▸ **Exercise**
Arrange every line of the entries below as a numbered list, skipping blank lines. Leave the pictures out.

▸ **Raw data**
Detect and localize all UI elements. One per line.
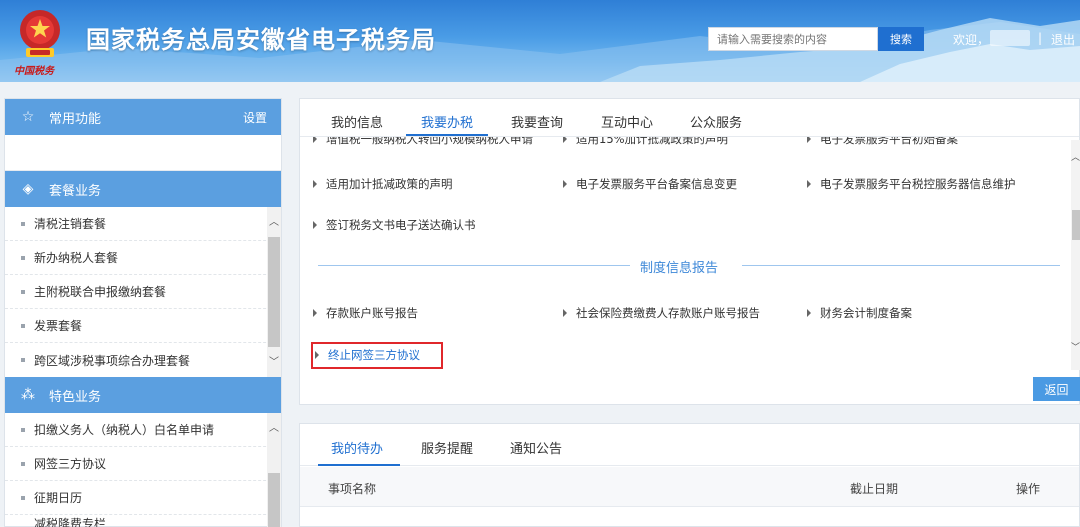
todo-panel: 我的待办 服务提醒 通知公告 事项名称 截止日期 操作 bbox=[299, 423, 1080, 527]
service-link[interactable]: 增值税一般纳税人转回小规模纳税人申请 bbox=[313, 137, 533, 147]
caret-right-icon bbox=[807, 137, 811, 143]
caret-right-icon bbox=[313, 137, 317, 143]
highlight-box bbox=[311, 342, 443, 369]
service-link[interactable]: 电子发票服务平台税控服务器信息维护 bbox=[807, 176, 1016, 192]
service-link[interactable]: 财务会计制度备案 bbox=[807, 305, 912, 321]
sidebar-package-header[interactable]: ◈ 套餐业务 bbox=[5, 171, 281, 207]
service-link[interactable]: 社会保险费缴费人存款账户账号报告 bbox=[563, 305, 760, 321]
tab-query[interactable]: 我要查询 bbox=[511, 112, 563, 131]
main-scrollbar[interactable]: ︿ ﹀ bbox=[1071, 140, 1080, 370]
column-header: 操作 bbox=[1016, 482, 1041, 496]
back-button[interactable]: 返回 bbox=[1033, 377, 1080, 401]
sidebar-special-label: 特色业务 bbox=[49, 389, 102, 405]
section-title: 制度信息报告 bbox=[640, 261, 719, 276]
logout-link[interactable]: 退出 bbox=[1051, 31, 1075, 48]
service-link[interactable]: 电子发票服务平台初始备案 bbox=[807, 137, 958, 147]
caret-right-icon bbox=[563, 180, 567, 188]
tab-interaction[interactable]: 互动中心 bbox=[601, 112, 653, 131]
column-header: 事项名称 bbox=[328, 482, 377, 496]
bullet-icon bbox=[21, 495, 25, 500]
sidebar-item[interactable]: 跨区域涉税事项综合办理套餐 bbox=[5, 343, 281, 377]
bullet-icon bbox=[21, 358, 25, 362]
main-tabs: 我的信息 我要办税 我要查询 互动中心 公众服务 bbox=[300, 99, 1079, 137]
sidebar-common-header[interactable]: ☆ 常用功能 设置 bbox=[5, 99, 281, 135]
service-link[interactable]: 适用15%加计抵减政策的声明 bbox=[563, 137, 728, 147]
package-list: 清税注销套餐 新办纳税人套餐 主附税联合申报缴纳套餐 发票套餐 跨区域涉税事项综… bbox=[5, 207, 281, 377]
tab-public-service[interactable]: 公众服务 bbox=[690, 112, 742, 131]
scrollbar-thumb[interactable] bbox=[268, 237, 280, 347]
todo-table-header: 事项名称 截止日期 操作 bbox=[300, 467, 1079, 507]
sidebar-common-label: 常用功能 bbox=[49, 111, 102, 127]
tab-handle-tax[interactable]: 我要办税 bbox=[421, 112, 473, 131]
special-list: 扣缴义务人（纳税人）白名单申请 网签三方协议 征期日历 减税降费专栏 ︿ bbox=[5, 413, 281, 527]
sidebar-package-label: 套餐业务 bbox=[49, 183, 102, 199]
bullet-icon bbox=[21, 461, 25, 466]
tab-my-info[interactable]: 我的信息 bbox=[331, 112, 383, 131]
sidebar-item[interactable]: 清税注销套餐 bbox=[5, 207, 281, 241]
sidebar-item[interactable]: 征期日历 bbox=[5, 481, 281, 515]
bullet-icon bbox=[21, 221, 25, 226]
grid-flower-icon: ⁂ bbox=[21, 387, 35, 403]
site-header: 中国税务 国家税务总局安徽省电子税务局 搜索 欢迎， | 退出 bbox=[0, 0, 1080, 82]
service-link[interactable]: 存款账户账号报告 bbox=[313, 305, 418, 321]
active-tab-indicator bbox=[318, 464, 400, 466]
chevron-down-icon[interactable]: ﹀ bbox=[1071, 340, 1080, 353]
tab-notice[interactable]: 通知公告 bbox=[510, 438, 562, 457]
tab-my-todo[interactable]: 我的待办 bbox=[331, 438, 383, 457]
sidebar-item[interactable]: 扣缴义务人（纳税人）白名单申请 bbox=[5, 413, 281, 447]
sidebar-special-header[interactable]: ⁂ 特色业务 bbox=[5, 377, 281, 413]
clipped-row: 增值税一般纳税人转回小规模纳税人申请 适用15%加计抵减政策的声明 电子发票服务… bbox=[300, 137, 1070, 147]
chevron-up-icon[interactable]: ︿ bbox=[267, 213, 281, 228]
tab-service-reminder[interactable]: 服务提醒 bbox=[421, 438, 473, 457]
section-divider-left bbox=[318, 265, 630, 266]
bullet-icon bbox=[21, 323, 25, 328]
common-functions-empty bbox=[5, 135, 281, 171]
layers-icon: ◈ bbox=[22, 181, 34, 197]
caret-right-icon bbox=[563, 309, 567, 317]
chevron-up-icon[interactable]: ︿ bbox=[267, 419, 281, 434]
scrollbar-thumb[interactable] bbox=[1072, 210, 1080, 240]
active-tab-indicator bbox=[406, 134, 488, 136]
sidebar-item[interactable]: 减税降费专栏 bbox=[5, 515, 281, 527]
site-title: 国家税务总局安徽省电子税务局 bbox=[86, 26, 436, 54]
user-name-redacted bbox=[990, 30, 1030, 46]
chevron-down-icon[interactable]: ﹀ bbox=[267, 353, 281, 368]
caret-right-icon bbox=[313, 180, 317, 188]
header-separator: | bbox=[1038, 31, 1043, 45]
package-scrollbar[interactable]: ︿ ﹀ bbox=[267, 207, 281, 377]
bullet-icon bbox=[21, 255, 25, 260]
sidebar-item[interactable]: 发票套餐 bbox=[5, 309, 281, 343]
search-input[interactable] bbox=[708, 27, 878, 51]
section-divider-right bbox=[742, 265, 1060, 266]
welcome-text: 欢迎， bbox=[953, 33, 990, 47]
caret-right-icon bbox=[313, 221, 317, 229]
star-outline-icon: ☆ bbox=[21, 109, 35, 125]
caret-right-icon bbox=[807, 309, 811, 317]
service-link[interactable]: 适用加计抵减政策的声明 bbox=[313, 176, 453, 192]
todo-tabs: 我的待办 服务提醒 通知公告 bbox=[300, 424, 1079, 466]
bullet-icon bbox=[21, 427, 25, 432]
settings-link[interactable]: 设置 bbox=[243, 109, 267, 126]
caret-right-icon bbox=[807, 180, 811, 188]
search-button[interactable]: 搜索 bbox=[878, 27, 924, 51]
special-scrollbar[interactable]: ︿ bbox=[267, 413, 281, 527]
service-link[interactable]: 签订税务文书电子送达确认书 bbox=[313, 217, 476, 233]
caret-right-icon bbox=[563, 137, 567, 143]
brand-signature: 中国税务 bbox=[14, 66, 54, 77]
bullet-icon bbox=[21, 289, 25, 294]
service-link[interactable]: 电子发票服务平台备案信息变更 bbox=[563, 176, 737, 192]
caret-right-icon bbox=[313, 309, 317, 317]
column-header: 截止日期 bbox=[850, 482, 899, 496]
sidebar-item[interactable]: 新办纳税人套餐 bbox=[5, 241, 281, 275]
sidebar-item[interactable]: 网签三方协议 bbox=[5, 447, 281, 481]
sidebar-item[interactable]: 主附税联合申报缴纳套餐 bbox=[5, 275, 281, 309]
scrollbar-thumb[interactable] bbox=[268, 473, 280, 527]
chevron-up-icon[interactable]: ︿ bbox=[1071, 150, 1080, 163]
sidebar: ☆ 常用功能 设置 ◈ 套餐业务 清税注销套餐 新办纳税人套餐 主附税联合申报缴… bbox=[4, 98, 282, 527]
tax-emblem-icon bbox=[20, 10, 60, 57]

▸ **Worked answer**
1. Detect and localize all UI elements. One per line.
2. todo-panel: 我的待办 服务提醒 通知公告 事项名称 截止日期 操作 bbox=[299, 423, 1080, 527]
3. service-link[interactable]: 增值税一般纳税人转回小规模纳税人申请 bbox=[313, 137, 533, 147]
4. caret-right-icon bbox=[807, 137, 811, 143]
5. caret-right-icon bbox=[313, 137, 317, 143]
6. highlight-box bbox=[311, 342, 443, 369]
7. service-link[interactable]: 电子发票服务平台税控服务器信息维护 bbox=[807, 176, 1016, 192]
8. service-link[interactable]: 财务会计制度备案 bbox=[807, 305, 912, 321]
9. sidebar-package-header[interactable]: ◈ 套餐业务 bbox=[5, 171, 281, 207]
10. service-link[interactable]: 社会保险费缴费人存款账户账号报告 bbox=[563, 305, 760, 321]
11. tab-query[interactable]: 我要查询 bbox=[511, 112, 563, 131]
12. main-scrollbar[interactable]: ︿ ﹀ bbox=[1071, 140, 1080, 370]
13. column-header: 操作 bbox=[1016, 482, 1041, 496]
14. back-button[interactable]: 返回 bbox=[1033, 377, 1080, 401]
15. sidebar-special-label: 特色业务 bbox=[49, 389, 102, 405]
16. section-title: 制度信息报告 bbox=[640, 261, 719, 276]
17. logout-link[interactable]: 退出 bbox=[1051, 31, 1075, 48]
18. service-link[interactable]: 电子发票服务平台初始备案 bbox=[807, 137, 958, 147]
19. caret-right-icon bbox=[563, 180, 567, 188]
20. tab-interaction[interactable]: 互动中心 bbox=[601, 112, 653, 131]
21. column-header: 事项名称 bbox=[328, 482, 377, 496]
22. bullet-icon bbox=[21, 495, 25, 500]
23. sidebar-item[interactable]: 跨区域涉税事项综合办理套餐 bbox=[5, 343, 281, 377]
24. bullet-icon bbox=[21, 358, 25, 362]
25. main-tabs: 我的信息 我要办税 我要查询 互动中心 公众服务 bbox=[300, 99, 1079, 137]
26. sidebar-common-header[interactable]: ☆ 常用功能 设置 bbox=[5, 99, 281, 135]
27. service-link[interactable]: 适用15%加计抵减政策的声明 bbox=[563, 137, 728, 147]
28. package-list: 清税注销套餐 新办纳税人套餐 主附税联合申报缴纳套餐 发票套餐 跨区域涉税事项综… bbox=[5, 207, 281, 377]
29. tab-public-service[interactable]: 公众服务 bbox=[690, 112, 742, 131]
30. scrollbar-thumb[interactable] bbox=[268, 237, 280, 347]
31. todo-table-header: 事项名称 截止日期 操作 bbox=[300, 467, 1079, 507]
32. sidebar-common-label: 常用功能 bbox=[49, 111, 102, 127]
33. tab-handle-tax[interactable]: 我要办税 bbox=[421, 112, 473, 131]
34. special-list: 扣缴义务人（纳税人）白名单申请 网签三方协议 征期日历 减税降费专栏 ︿ bbox=[5, 413, 281, 527]
35. sidebar-package-label: 套餐业务 bbox=[49, 183, 102, 199]
36. bullet-icon bbox=[21, 461, 25, 466]
37. tab-my-info[interactable]: 我的信息 bbox=[331, 112, 383, 131]
38. sidebar-item[interactable]: 清税注销套餐 bbox=[5, 207, 281, 241]
39. sidebar-item[interactable]: 征期日历 bbox=[5, 481, 281, 515]
40. bullet-icon bbox=[21, 221, 25, 226]
41. grid-flower-icon: ⁂ bbox=[21, 387, 35, 403]
42. site-header: 中国税务 国家税务总局安徽省电子税务局 搜索 欢迎， | 退出 bbox=[0, 0, 1080, 82]
43. service-link[interactable]: 存款账户账号报告 bbox=[313, 305, 418, 321]
44. active-tab-indicator bbox=[318, 464, 400, 466]
45. chevron-down-icon[interactable]: ﹀ bbox=[1071, 340, 1080, 353]
46. tab-notice[interactable]: 通知公告 bbox=[510, 438, 562, 457]
47. tab-my-todo[interactable]: 我的待办 bbox=[331, 438, 383, 457]
48. sidebar-item[interactable]: 扣缴义务人（纳税人）白名单申请 bbox=[5, 413, 281, 447]
49. sidebar-special-header[interactable]: ⁂ 特色业务 bbox=[5, 377, 281, 413]
50. clipped-row: 增值税一般纳税人转回小规模纳税人申请 适用15%加计抵减政策的声明 电子发票服务… bbox=[300, 137, 1070, 147]
51. chevron-up-icon[interactable]: ︿ bbox=[267, 213, 281, 228]
52. tab-service-reminder[interactable]: 服务提醒 bbox=[421, 438, 473, 457]
53. section-divider-left bbox=[318, 265, 630, 266]
54. bullet-icon bbox=[21, 323, 25, 328]
55. common-functions-empty bbox=[5, 135, 281, 171]
56. layers-icon: ◈ bbox=[22, 181, 34, 197]
57. caret-right-icon bbox=[563, 309, 567, 317]
58. chevron-up-icon[interactable]: ︿ bbox=[267, 419, 281, 434]
59. scrollbar-thumb[interactable] bbox=[1072, 210, 1080, 240]
60. active-tab-indicator bbox=[406, 134, 488, 136]
61. sidebar-item[interactable]: 减税降费专栏 bbox=[5, 515, 281, 527]
62. site-title: 国家税务总局安徽省电子税务局 bbox=[86, 26, 436, 54]
63. user-name-redacted bbox=[990, 30, 1030, 46]
64. chevron-down-icon[interactable]: ﹀ bbox=[267, 353, 281, 368]
65. caret-right-icon bbox=[313, 180, 317, 188]
66. header-separator: | bbox=[1038, 31, 1043, 45]
67. package-scrollbar[interactable]: ︿ ﹀ bbox=[267, 207, 281, 377]
68. bullet-icon bbox=[21, 255, 25, 260]
69. sidebar-item[interactable]: 发票套餐 bbox=[5, 309, 281, 343]
70. search-input[interactable] bbox=[708, 27, 878, 51]
71. section-divider-right bbox=[742, 265, 1060, 266]
72. welcome-text: 欢迎， bbox=[953, 33, 990, 47]
73. caret-right-icon bbox=[313, 221, 317, 229]
74. star-outline-icon: ☆ bbox=[21, 109, 35, 125]
75. caret-right-icon bbox=[807, 309, 811, 317]
76. service-link[interactable]: 适用加计抵减政策的声明 bbox=[313, 176, 453, 192]
77. todo-tabs: 我的待办 服务提醒 通知公告 bbox=[300, 424, 1079, 466]
78. bullet-icon bbox=[21, 427, 25, 432]
79. settings-link[interactable]: 设置 bbox=[243, 109, 267, 126]
80. caret-right-icon bbox=[807, 180, 811, 188]
81. search-button[interactable]: 搜索 bbox=[878, 27, 924, 51]
82. special-scrollbar[interactable]: ︿ bbox=[267, 413, 281, 527]
83. service-link[interactable]: 签订税务文书电子送达确认书 bbox=[313, 217, 476, 233]
84. caret-right-icon bbox=[563, 137, 567, 143]
85. brand-signature: 中国税务 bbox=[14, 66, 54, 77]
86. bullet-icon bbox=[21, 289, 25, 294]
87. service-link[interactable]: 电子发票服务平台备案信息变更 bbox=[563, 176, 737, 192]
88. caret-right-icon bbox=[313, 309, 317, 317]
89. column-header: 截止日期 bbox=[850, 482, 899, 496]
90. sidebar-item[interactable]: 新办纳税人套餐 bbox=[5, 241, 281, 275]
91. sidebar-item[interactable]: 网签三方协议 bbox=[5, 447, 281, 481]
92. sidebar-item[interactable]: 主附税联合申报缴纳套餐 bbox=[5, 275, 281, 309]
93. scrollbar-thumb[interactable] bbox=[268, 473, 280, 527]
94. chevron-up-icon[interactable]: ︿ bbox=[1071, 150, 1080, 163]
95. sidebar: ☆ 常用功能 设置 ◈ 套餐业务 清税注销套餐 新办纳税人套餐 主附税联合申报缴… bbox=[4, 98, 282, 527]
96. tax-emblem-icon bbox=[20, 10, 60, 57]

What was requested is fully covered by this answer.